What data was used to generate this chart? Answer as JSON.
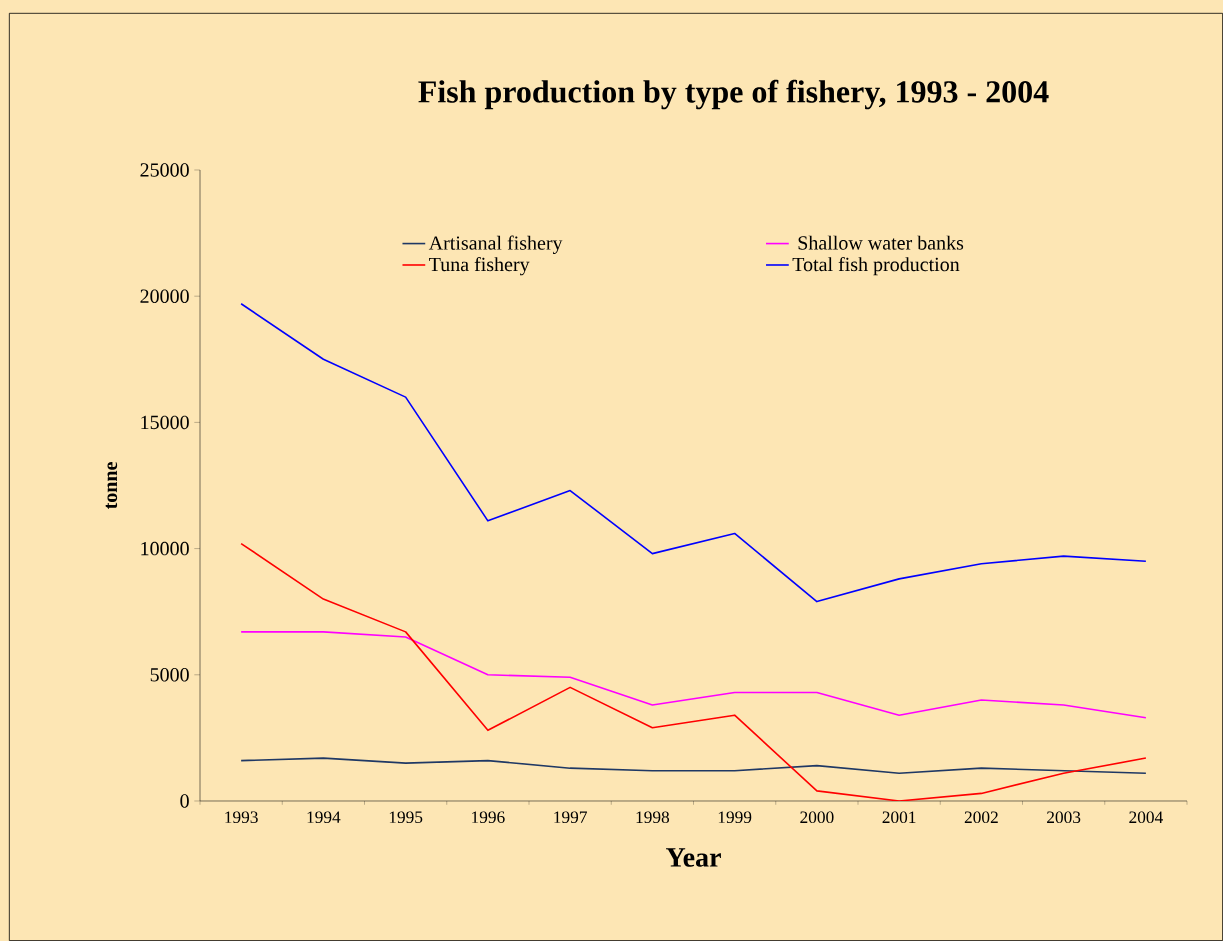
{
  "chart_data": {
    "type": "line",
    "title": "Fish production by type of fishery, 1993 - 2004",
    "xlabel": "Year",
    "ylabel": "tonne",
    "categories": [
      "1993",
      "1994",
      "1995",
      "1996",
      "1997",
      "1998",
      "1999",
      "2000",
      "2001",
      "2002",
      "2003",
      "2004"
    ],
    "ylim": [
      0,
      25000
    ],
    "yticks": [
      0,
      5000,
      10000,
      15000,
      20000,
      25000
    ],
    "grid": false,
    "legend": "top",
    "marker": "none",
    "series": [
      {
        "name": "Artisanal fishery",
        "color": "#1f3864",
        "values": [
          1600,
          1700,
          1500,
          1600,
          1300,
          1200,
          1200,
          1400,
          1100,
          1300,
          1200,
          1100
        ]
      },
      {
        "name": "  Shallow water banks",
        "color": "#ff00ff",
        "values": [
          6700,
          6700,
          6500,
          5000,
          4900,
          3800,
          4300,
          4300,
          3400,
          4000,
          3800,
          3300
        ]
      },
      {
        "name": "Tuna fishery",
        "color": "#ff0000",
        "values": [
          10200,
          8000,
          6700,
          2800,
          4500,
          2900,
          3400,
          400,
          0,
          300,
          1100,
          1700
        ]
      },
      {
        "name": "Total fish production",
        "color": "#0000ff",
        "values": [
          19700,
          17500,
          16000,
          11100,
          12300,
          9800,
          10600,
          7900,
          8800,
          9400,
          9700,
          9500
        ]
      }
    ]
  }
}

-=-=-=-=-

- THE PROBLEM: Copy each line of the data that contains the word "fishery".

- THE RESPONSE:
    "title": "Fish production by type of fishery, 1993 - 2004",
        "name": "Artisanal fishery",
        "name": "Tuna fishery",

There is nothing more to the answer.